> Task requirements
Please repeat the data below line for line, with no changes to any character.

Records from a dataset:
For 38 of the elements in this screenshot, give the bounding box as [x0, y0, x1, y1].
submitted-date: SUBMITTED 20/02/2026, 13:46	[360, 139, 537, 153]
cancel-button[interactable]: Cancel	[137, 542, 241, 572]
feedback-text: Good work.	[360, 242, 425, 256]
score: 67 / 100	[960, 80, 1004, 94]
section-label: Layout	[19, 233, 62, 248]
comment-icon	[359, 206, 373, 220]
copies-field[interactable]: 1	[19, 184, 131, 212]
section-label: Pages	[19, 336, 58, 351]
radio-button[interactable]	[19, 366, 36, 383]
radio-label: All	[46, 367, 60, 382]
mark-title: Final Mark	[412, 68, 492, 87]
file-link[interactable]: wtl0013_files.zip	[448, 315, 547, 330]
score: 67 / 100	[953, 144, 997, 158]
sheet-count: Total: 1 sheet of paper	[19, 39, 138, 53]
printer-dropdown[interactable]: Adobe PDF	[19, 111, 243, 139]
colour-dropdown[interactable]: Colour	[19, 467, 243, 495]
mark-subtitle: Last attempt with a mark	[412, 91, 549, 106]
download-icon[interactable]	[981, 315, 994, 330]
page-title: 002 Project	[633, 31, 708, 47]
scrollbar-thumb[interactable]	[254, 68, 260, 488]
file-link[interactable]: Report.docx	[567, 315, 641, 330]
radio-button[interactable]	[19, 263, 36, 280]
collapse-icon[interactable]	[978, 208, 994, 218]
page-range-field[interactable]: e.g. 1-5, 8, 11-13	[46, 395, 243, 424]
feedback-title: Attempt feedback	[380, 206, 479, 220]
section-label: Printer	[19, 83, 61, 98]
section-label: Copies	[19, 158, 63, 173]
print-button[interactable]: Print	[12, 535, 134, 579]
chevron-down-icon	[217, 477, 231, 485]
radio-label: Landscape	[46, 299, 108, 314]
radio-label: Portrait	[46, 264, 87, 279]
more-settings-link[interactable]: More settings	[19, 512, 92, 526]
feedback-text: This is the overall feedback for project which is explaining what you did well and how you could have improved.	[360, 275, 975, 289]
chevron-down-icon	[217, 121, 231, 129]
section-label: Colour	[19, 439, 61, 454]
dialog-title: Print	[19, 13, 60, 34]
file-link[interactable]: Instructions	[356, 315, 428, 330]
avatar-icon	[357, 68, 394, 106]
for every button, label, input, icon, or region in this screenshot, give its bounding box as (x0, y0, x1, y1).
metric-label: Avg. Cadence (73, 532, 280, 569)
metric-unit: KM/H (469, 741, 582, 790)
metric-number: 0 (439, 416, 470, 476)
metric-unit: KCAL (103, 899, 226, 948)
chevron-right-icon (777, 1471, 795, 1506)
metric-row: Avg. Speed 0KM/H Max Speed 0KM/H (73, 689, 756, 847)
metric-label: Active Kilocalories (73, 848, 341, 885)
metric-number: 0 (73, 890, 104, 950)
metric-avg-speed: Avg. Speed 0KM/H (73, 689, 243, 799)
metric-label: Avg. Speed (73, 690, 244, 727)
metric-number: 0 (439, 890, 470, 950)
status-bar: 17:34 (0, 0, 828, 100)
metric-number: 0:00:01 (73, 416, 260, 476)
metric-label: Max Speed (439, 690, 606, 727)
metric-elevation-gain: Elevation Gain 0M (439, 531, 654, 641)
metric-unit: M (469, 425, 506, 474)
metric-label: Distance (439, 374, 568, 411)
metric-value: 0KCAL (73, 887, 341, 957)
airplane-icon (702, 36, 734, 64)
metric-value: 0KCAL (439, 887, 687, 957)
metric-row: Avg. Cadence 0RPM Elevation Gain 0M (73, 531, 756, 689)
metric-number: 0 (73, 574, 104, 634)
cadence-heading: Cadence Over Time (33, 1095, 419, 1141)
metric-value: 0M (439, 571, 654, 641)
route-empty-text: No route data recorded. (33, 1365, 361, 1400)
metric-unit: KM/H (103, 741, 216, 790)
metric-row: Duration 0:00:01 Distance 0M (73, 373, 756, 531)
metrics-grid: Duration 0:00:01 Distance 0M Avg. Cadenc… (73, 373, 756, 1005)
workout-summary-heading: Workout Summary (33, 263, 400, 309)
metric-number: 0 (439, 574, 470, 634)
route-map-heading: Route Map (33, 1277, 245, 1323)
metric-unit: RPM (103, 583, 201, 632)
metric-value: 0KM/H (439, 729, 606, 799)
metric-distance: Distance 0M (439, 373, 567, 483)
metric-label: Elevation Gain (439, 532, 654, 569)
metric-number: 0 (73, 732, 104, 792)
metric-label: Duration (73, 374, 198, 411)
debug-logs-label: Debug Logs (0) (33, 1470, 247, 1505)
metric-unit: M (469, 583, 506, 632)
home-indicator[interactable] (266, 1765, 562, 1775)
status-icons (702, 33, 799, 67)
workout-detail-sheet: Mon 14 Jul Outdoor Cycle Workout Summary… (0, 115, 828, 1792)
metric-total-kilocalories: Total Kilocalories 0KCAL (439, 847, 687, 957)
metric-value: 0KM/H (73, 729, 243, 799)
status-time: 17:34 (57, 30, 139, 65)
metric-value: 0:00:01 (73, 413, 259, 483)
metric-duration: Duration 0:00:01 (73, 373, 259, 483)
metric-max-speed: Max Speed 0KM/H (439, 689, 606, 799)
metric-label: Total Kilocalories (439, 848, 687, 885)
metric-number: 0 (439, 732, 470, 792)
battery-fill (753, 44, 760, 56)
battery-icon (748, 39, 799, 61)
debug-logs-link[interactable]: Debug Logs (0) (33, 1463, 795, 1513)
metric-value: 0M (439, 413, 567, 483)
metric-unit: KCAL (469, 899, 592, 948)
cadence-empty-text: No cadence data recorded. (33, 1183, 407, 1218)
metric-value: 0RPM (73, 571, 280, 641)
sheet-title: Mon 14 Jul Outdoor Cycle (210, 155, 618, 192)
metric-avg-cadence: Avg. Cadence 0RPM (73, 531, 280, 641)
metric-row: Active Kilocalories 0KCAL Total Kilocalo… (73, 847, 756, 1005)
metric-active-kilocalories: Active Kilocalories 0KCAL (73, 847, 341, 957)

> Task result
For 38 of the elements in this screenshot, give the bounding box as [x0, y0, x1, y1].
submitted-date: SUBMITTED 20/02/2026, 13:46	[360, 139, 537, 153]
cancel-button[interactable]: Cancel	[137, 542, 241, 572]
feedback-text: Good work.	[360, 242, 425, 256]
score: 67 / 100	[960, 80, 1004, 94]
section-label: Layout	[19, 233, 62, 248]
comment-icon	[359, 206, 373, 220]
copies-field[interactable]: 1	[19, 184, 131, 212]
section-label: Pages	[19, 336, 58, 351]
radio-button[interactable]	[19, 366, 36, 383]
radio-label: All	[46, 367, 60, 382]
mark-title: Final Mark	[412, 68, 492, 87]
file-link[interactable]: wtl0013_files.zip	[448, 315, 547, 330]
score: 67 / 100	[953, 144, 997, 158]
sheet-count: Total: 1 sheet of paper	[19, 39, 138, 53]
printer-dropdown[interactable]: Adobe PDF	[19, 111, 243, 139]
colour-dropdown[interactable]: Colour	[19, 467, 243, 495]
mark-subtitle: Last attempt with a mark	[412, 91, 549, 106]
download-icon[interactable]	[981, 315, 994, 330]
page-title: 002 Project	[633, 31, 708, 47]
scrollbar-thumb[interactable]	[254, 68, 260, 488]
file-link[interactable]: Report.docx	[567, 315, 641, 330]
radio-button[interactable]	[19, 263, 36, 280]
collapse-icon[interactable]	[978, 208, 994, 218]
page-range-field[interactable]: e.g. 1-5, 8, 11-13	[46, 395, 243, 424]
feedback-title: Attempt feedback	[380, 206, 479, 220]
section-label: Printer	[19, 83, 61, 98]
section-label: Copies	[19, 158, 63, 173]
print-button[interactable]: Print	[12, 535, 134, 579]
chevron-down-icon	[217, 477, 231, 485]
radio-label: Landscape	[46, 299, 108, 314]
radio-label: Portrait	[46, 264, 87, 279]
more-settings-link[interactable]: More settings	[19, 512, 92, 526]
feedback-text: This is the overall feedback for project which is explaining what you did well and how you could have improved.	[360, 275, 975, 289]
chevron-down-icon	[217, 121, 231, 129]
section-label: Colour	[19, 439, 61, 454]
dialog-title: Print	[19, 13, 60, 34]
file-link[interactable]: Instructions	[356, 315, 428, 330]
avatar-icon	[357, 68, 394, 106]
for every button, label, input, icon, or region in this screenshot, give its bounding box as (x0, y0, x1, y1).
metric-label: Avg. Cadence (73, 532, 280, 569)
metric-unit: KM/H (469, 741, 582, 790)
metric-number: 0 (439, 416, 470, 476)
metric-unit: KCAL (103, 899, 226, 948)
chevron-right-icon (777, 1471, 795, 1506)
metric-row: Avg. Speed 0KM/H Max Speed 0KM/H (73, 689, 756, 847)
metric-label: Active Kilocalories (73, 848, 341, 885)
metric-number: 0 (73, 890, 104, 950)
metric-avg-speed: Avg. Speed 0KM/H (73, 689, 243, 799)
metric-label: Avg. Speed (73, 690, 244, 727)
metric-number: 0 (439, 890, 470, 950)
status-bar: 17:34 (0, 0, 828, 100)
metric-number: 0:00:01 (73, 416, 260, 476)
metric-label: Max Speed (439, 690, 606, 727)
metric-elevation-gain: Elevation Gain 0M (439, 531, 654, 641)
metric-unit: M (469, 425, 506, 474)
metric-label: Distance (439, 374, 568, 411)
metric-value: 0KCAL (73, 887, 341, 957)
airplane-icon (702, 36, 734, 64)
metric-value: 0KCAL (439, 887, 687, 957)
metric-row: Avg. Cadence 0RPM Elevation Gain 0M (73, 531, 756, 689)
metric-number: 0 (73, 574, 104, 634)
cadence-heading: Cadence Over Time (33, 1095, 419, 1141)
metric-value: 0M (439, 571, 654, 641)
route-empty-text: No route data recorded. (33, 1365, 361, 1400)
metric-unit: KM/H (103, 741, 216, 790)
metric-row: Duration 0:00:01 Distance 0M (73, 373, 756, 531)
metrics-grid: Duration 0:00:01 Distance 0M Avg. Cadenc… (73, 373, 756, 1005)
workout-summary-heading: Workout Summary (33, 263, 400, 309)
metric-number: 0 (439, 574, 470, 634)
route-map-heading: Route Map (33, 1277, 245, 1323)
metric-unit: RPM (103, 583, 201, 632)
metric-value: 0KM/H (439, 729, 606, 799)
metric-distance: Distance 0M (439, 373, 567, 483)
metric-label: Elevation Gain (439, 532, 654, 569)
metric-number: 0 (73, 732, 104, 792)
metric-label: Duration (73, 374, 198, 411)
debug-logs-label: Debug Logs (0) (33, 1470, 247, 1505)
metric-unit: M (469, 583, 506, 632)
home-indicator[interactable] (266, 1765, 562, 1775)
status-icons (702, 33, 799, 67)
workout-detail-sheet: Mon 14 Jul Outdoor Cycle Workout Summary… (0, 115, 828, 1792)
metric-total-kilocalories: Total Kilocalories 0KCAL (439, 847, 687, 957)
metric-value: 0KM/H (73, 729, 243, 799)
status-time: 17:34 (57, 30, 139, 65)
metric-value: 0:00:01 (73, 413, 259, 483)
metric-duration: Duration 0:00:01 (73, 373, 259, 483)
metric-max-speed: Max Speed 0KM/H (439, 689, 606, 799)
metric-label: Total Kilocalories (439, 848, 687, 885)
metric-number: 0 (439, 732, 470, 792)
battery-fill (753, 44, 760, 56)
battery-icon (748, 39, 799, 61)
debug-logs-link[interactable]: Debug Logs (0) (33, 1463, 795, 1513)
metric-value: 0M (439, 413, 567, 483)
metric-unit: KCAL (469, 899, 592, 948)
cadence-empty-text: No cadence data recorded. (33, 1183, 407, 1218)
metric-value: 0RPM (73, 571, 280, 641)
sheet-title: Mon 14 Jul Outdoor Cycle (210, 155, 618, 192)
metric-avg-cadence: Avg. Cadence 0RPM (73, 531, 280, 641)
metric-row: Active Kilocalories 0KCAL Total Kilocalo… (73, 847, 756, 1005)
metric-active-kilocalories: Active Kilocalories 0KCAL (73, 847, 341, 957)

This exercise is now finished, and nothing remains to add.